| What the exercise asks |
Reproduce the material below line for line with no changes, and leave the pictures out of your copy.
::::
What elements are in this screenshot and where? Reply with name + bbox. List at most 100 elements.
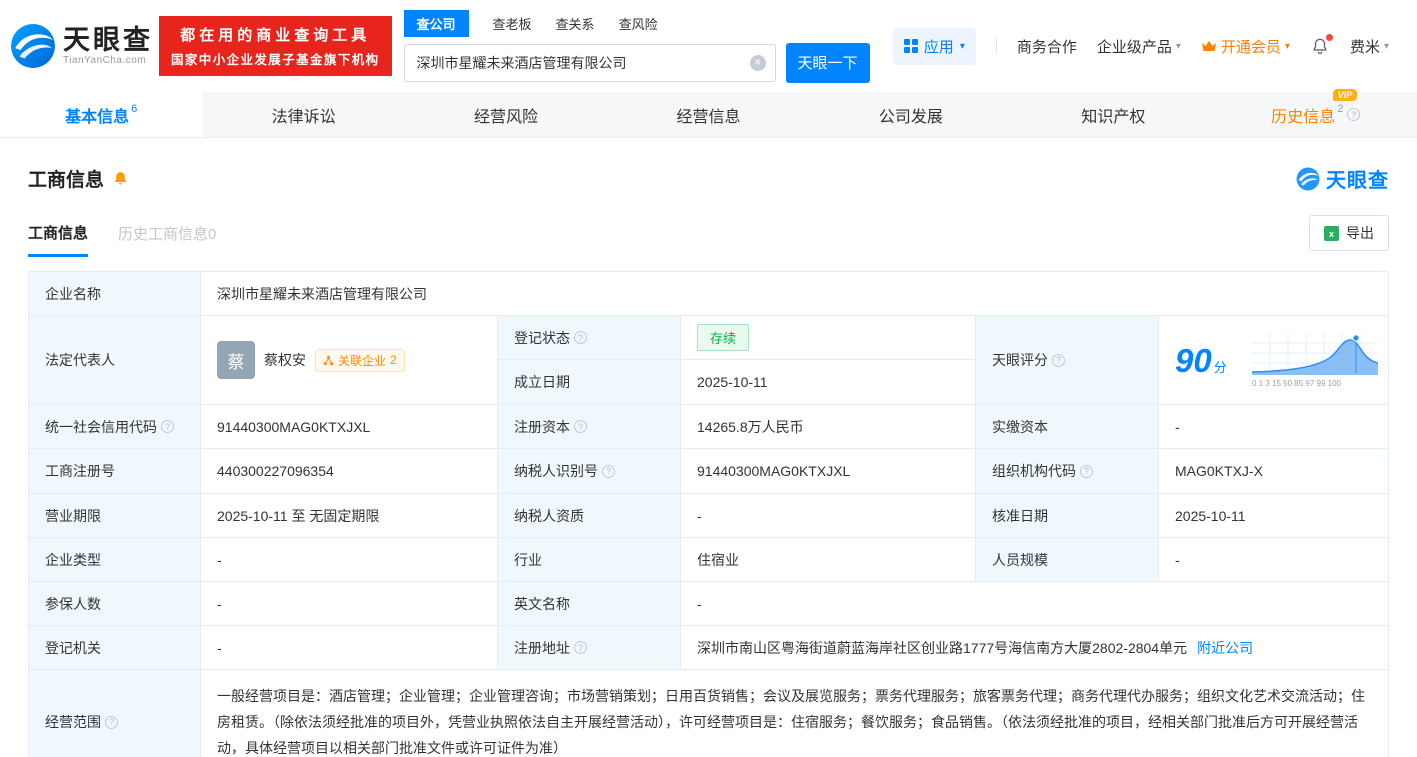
export-button[interactable]: x 导出 [1309, 215, 1389, 251]
status-badge[interactable]: 存续 [697, 324, 750, 351]
tab-company-development[interactable]: 公司发展 [810, 92, 1012, 137]
search-area: 查公司 查老板 查关系 查风险 × 天眼一下 [403, 9, 870, 83]
tab-label: 经营风险 [474, 108, 539, 126]
related-companies-badge[interactable]: 关联企业 2 [315, 348, 405, 372]
tab-count: 6 [131, 102, 138, 115]
field-value-insured-count: - [201, 582, 498, 626]
help-icon[interactable]: ? [1347, 108, 1361, 121]
help-icon[interactable]: ? [161, 420, 174, 433]
field-value-business-term: 2025-10-11 至 无固定期限 [201, 494, 498, 538]
logo-domain: TianYanCha.com [63, 55, 147, 67]
tab-label: 经营信息 [676, 108, 741, 126]
search-tab-boss[interactable]: 查老板 [493, 14, 532, 33]
tab-count: 2 [1337, 102, 1344, 115]
nav-divider [995, 38, 997, 54]
legal-rep-name-link[interactable]: 蔡权安 [264, 350, 306, 370]
field-value-paid-capital: - [1159, 405, 1388, 449]
apps-menu[interactable]: 应用 ▾ [892, 27, 976, 65]
field-label-english-name: 英文名称 [498, 582, 681, 626]
legal-rep-avatar[interactable]: 蔡 [217, 341, 255, 379]
field-value-english-name: - [681, 582, 1388, 626]
search-input[interactable] [403, 43, 776, 82]
chevron-down-icon: ▾ [959, 40, 965, 52]
field-label-company-type: 企业类型 [29, 538, 201, 582]
network-icon [323, 355, 334, 365]
crown-icon [1201, 41, 1216, 51]
watermark-label: 天眼查 [1326, 170, 1389, 192]
open-vip-label: 开通会员 [1220, 38, 1281, 56]
excel-icon: x [1324, 225, 1339, 241]
tab-legal-litigation[interactable]: 法律诉讼 [202, 92, 404, 137]
help-icon[interactable]: ? [574, 641, 587, 654]
score-axis-labels: 0 1 3 15 50 85 97 99 100 [1252, 378, 1341, 388]
apps-label: 应用 [923, 38, 954, 56]
nav-enterprise-products[interactable]: 企业级产品 ▾ [1097, 36, 1181, 57]
help-icon[interactable]: ? [105, 715, 118, 729]
help-icon[interactable]: ? [1052, 353, 1065, 367]
field-value-staff-size: - [1159, 538, 1388, 582]
chevron-down-icon: ▾ [1175, 40, 1181, 52]
logo-wordmark: 天眼查 [63, 24, 153, 55]
field-label-approval-date: 核准日期 [976, 494, 1159, 538]
field-value-registration-authority: - [201, 626, 498, 670]
nav-open-vip[interactable]: 开通会员 ▾ [1201, 36, 1290, 57]
user-menu[interactable]: 费米 ▾ [1350, 36, 1389, 57]
search-button[interactable]: 天眼一下 [785, 42, 870, 83]
vip-badge: VIP [1332, 88, 1358, 101]
tab-operating-risk[interactable]: 经营风险 [405, 92, 607, 137]
username-label: 费米 [1349, 38, 1380, 56]
tab-label: 历史信息 [1271, 108, 1336, 126]
field-label-business-term: 营业期限 [29, 494, 201, 538]
field-label-registration-number: 工商注册号 [29, 449, 201, 494]
company-nav-tabs: 基本信息 6 法律诉讼 经营风险 经营信息 公司发展 知识产权 历史信息 2 VIP… [0, 88, 1417, 138]
field-label-taxpayer-qualification: 纳税人资质 [498, 494, 681, 538]
tab-intellectual-property[interactable]: 知识产权 [1012, 92, 1214, 137]
field-value-tianyan-score: 90 分 0 1 3 15 50 85 97 99 100 [1159, 316, 1388, 405]
tab-operating-info[interactable]: 经营信息 [607, 92, 809, 137]
notification-bell[interactable] [1310, 34, 1333, 56]
subtab-label: 历史工商信息 [118, 226, 209, 243]
tianyancha-logo[interactable]: 天眼查 TianYanCha.com [10, 23, 153, 69]
help-icon[interactable]: ? [602, 464, 615, 478]
search-tab-relation[interactable]: 查关系 [556, 14, 595, 33]
field-value-registered-address: 深圳市南山区粤海街道蔚蓝海岸社区创业路1777号海信南方大厦2802-2804单… [681, 626, 1388, 670]
export-label: 导出 [1346, 225, 1374, 241]
help-icon[interactable]: ? [574, 331, 587, 344]
subtab-history-business-info[interactable]: 历史工商信息0 [118, 223, 216, 257]
field-value-taxpayer-qualification: - [681, 494, 976, 538]
tab-history-info[interactable]: 历史信息 2 VIP ? [1215, 88, 1417, 137]
search-tab-risk[interactable]: 查风险 [619, 14, 658, 33]
cooperation-label: 商务合作 [1016, 38, 1077, 56]
tianyancha-logo-icon [11, 24, 55, 68]
help-icon[interactable]: ? [1080, 464, 1093, 478]
field-label-legal-representative: 法定代表人 [29, 316, 201, 405]
nav-cooperation[interactable]: 商务合作 [1017, 36, 1077, 57]
svg-text:x: x [1329, 229, 1334, 239]
subtab-bar: 工商信息 历史工商信息0 x 导出 [0, 215, 1417, 257]
field-label-insured-count: 参保人数 [29, 582, 201, 626]
field-label-paid-capital: 实缴资本 [976, 405, 1159, 449]
field-label-registered-address: 注册地址? [498, 626, 681, 670]
chevron-down-icon: ▾ [1284, 40, 1290, 52]
search-tab-company[interactable]: 查公司 [403, 9, 469, 37]
help-icon[interactable]: ? [574, 420, 587, 433]
field-label-staff-size: 人员规模 [976, 538, 1159, 582]
subtab-business-info[interactable]: 工商信息 [28, 222, 89, 257]
field-label-credit-code: 统一社会信用代码? [29, 405, 201, 449]
field-label-registration-authority: 登记机关 [29, 626, 201, 670]
nearby-companies-link[interactable]: 附近公司 [1197, 638, 1253, 658]
tianyancha-watermark-icon [1296, 167, 1320, 190]
promo-banner: 都在用的商业查询工具 国家中小企业发展子基金旗下机构 [159, 16, 392, 76]
business-info-table: 企业名称 深圳市星耀未来酒店管理有限公司 法定代表人 蔡 蔡权安 关联企业 2 … [28, 271, 1389, 757]
subtab-count: 0 [208, 226, 217, 243]
field-value-credit-code: 91440300MAG0KTXJXL [201, 405, 498, 449]
field-label-business-scope: 经营范围? [29, 670, 201, 757]
clear-search-icon[interactable]: × [749, 54, 766, 71]
chevron-down-icon: ▾ [1383, 40, 1389, 52]
section-header: 工商信息 天眼查 [0, 138, 1417, 193]
tab-basic-info[interactable]: 基本信息 6 [0, 92, 203, 137]
field-label-establish-date: 成立日期 [498, 360, 681, 405]
top-header: 天眼查 TianYanCha.com 都在用的商业查询工具 国家中小企业发展子基… [0, 0, 1417, 92]
notification-badge [1325, 34, 1333, 41]
subscribe-bell-icon[interactable] [112, 170, 129, 187]
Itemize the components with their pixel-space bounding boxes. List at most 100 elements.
::::
| Solution for this task |
What elements are in this screenshot and where? Reply with name + bbox. List at most 100 elements.
export-button[interactable]: x 导出 [1309, 215, 1389, 251]
status-badge[interactable]: 存续 [697, 324, 750, 351]
tab-company-development[interactable]: 公司发展 [810, 92, 1012, 137]
search-area: 查公司 查老板 查关系 查风险 × 天眼一下 [403, 9, 870, 83]
tab-label: 经营风险 [474, 108, 539, 126]
related-companies-badge[interactable]: 关联企业 2 [315, 348, 405, 372]
tab-count: 6 [131, 102, 138, 115]
field-value-insured-count: - [201, 582, 498, 626]
help-icon[interactable]: ? [1347, 108, 1361, 121]
help-icon[interactable]: ? [161, 420, 174, 433]
field-value-business-term: 2025-10-11 至 无固定期限 [201, 494, 498, 538]
logo-domain: TianYanCha.com [63, 55, 147, 67]
tab-label: 经营信息 [676, 108, 741, 126]
search-tab-boss[interactable]: 查老板 [493, 14, 532, 33]
tab-count: 2 [1337, 102, 1344, 115]
nav-divider [995, 38, 997, 54]
legal-rep-name-link[interactable]: 蔡权安 [264, 350, 306, 370]
field-value-paid-capital: - [1159, 405, 1388, 449]
apps-menu[interactable]: 应用 ▾ [892, 27, 976, 65]
field-label-english-name: 英文名称 [498, 582, 681, 626]
legal-rep-avatar[interactable]: 蔡 [217, 341, 255, 379]
field-value-english-name: - [681, 582, 1388, 626]
search-input[interactable] [403, 43, 776, 82]
chevron-down-icon: ▾ [959, 40, 965, 52]
field-label-company-type: 企业类型 [29, 538, 201, 582]
network-icon [323, 355, 334, 365]
crown-icon [1201, 41, 1216, 51]
watermark-label: 天眼查 [1326, 170, 1389, 192]
open-vip-label: 开通会员 [1220, 38, 1281, 56]
excel-icon: x [1324, 225, 1339, 241]
tab-legal-litigation[interactable]: 法律诉讼 [202, 92, 404, 137]
help-icon[interactable]: ? [574, 641, 587, 654]
score-axis-labels: 0 1 3 15 50 85 97 99 100 [1252, 378, 1341, 388]
apps-label: 应用 [923, 38, 954, 56]
nav-enterprise-products[interactable]: 企业级产品 ▾ [1097, 36, 1181, 57]
help-icon[interactable]: ? [105, 715, 118, 729]
help-icon[interactable]: ? [1052, 353, 1065, 367]
field-value-staff-size: - [1159, 538, 1388, 582]
chevron-down-icon: ▾ [1175, 40, 1181, 52]
logo-wordmark: 天眼查 [63, 24, 153, 55]
field-label-approval-date: 核准日期 [976, 494, 1159, 538]
field-value-registration-authority: - [201, 626, 498, 670]
nav-open-vip[interactable]: 开通会员 ▾ [1201, 36, 1290, 57]
user-menu[interactable]: 费米 ▾ [1350, 36, 1389, 57]
search-button[interactable]: 天眼一下 [785, 42, 870, 83]
vip-badge: VIP [1332, 88, 1358, 101]
tab-operating-risk[interactable]: 经营风险 [405, 92, 607, 137]
username-label: 费米 [1349, 38, 1380, 56]
tab-label: 历史信息 [1271, 108, 1336, 126]
field-label-business-term: 营业期限 [29, 494, 201, 538]
field-label-registration-number: 工商注册号 [29, 449, 201, 494]
company-nav-tabs: 基本信息 6 法律诉讼 经营风险 经营信息 公司发展 知识产权 历史信息 2 VIP… [0, 88, 1417, 138]
field-label-taxpayer-qualification: 纳税人资质 [498, 494, 681, 538]
tab-intellectual-property[interactable]: 知识产权 [1012, 92, 1214, 137]
field-value-tianyan-score: 90 分 0 1 3 15 50 85 97 99 100 [1159, 316, 1388, 405]
tab-operating-info[interactable]: 经营信息 [607, 92, 809, 137]
notification-bell[interactable] [1310, 34, 1333, 56]
subtab-label: 历史工商信息 [118, 226, 209, 243]
tianyancha-logo[interactable]: 天眼查 TianYanCha.com [10, 23, 153, 69]
help-icon[interactable]: ? [602, 464, 615, 478]
search-tab-relation[interactable]: 查关系 [556, 14, 595, 33]
field-value-registered-address: 深圳市南山区粤海街道蔚蓝海岸社区创业路1777号海信南方大厦2802-2804单… [681, 626, 1388, 670]
export-label: 导出 [1346, 225, 1374, 241]
help-icon[interactable]: ? [574, 331, 587, 344]
subtab-history-business-info[interactable]: 历史工商信息0 [118, 223, 216, 257]
field-value-taxpayer-qualification: - [681, 494, 976, 538]
tab-history-info[interactable]: 历史信息 2 VIP ? [1215, 88, 1417, 137]
search-tab-risk[interactable]: 查风险 [619, 14, 658, 33]
cooperation-label: 商务合作 [1016, 38, 1077, 56]
tianyancha-logo-icon [11, 24, 55, 68]
help-icon[interactable]: ? [1080, 464, 1093, 478]
field-label-legal-representative: 法定代表人 [29, 316, 201, 405]
nav-cooperation[interactable]: 商务合作 [1017, 36, 1077, 57]
svg-text:x: x [1329, 229, 1334, 239]
subtab-bar: 工商信息 历史工商信息0 x 导出 [0, 215, 1417, 257]
field-label-insured-count: 参保人数 [29, 582, 201, 626]
field-label-paid-capital: 实缴资本 [976, 405, 1159, 449]
field-label-registered-address: 注册地址? [498, 626, 681, 670]
chevron-down-icon: ▾ [1284, 40, 1290, 52]
search-tab-company[interactable]: 查公司 [403, 9, 469, 37]
help-icon[interactable]: ? [574, 420, 587, 433]
field-label-staff-size: 人员规模 [976, 538, 1159, 582]
subtab-business-info[interactable]: 工商信息 [28, 222, 89, 257]
field-label-credit-code: 统一社会信用代码? [29, 405, 201, 449]
field-label-registration-authority: 登记机关 [29, 626, 201, 670]
nearby-companies-link[interactable]: 附近公司 [1197, 638, 1253, 658]
tianyancha-watermark-icon [1296, 167, 1320, 190]
promo-banner: 都在用的商业查询工具 国家中小企业发展子基金旗下机构 [159, 16, 392, 76]
business-info-table: 企业名称 深圳市星耀未来酒店管理有限公司 法定代表人 蔡 蔡权安 关联企业 2 … [28, 271, 1389, 757]
subtab-count: 0 [208, 226, 217, 243]
field-value-credit-code: 91440300MAG0KTXJXL [201, 405, 498, 449]
field-label-business-scope: 经营范围? [29, 670, 201, 757]
clear-search-icon[interactable]: × [749, 54, 766, 71]
chevron-down-icon: ▾ [1383, 40, 1389, 52]
section-header: 工商信息 天眼查 [0, 138, 1417, 193]
tab-basic-info[interactable]: 基本信息 6 [0, 92, 203, 137]
field-label-establish-date: 成立日期 [498, 360, 681, 405]
top-header: 天眼查 TianYanCha.com 都在用的商业查询工具 国家中小企业发展子基… [0, 0, 1417, 92]
notification-badge [1325, 34, 1333, 41]
subscribe-bell-icon[interactable] [112, 170, 129, 187]
Itemize the components with their pixel-space bounding boxes. List at most 100 elements.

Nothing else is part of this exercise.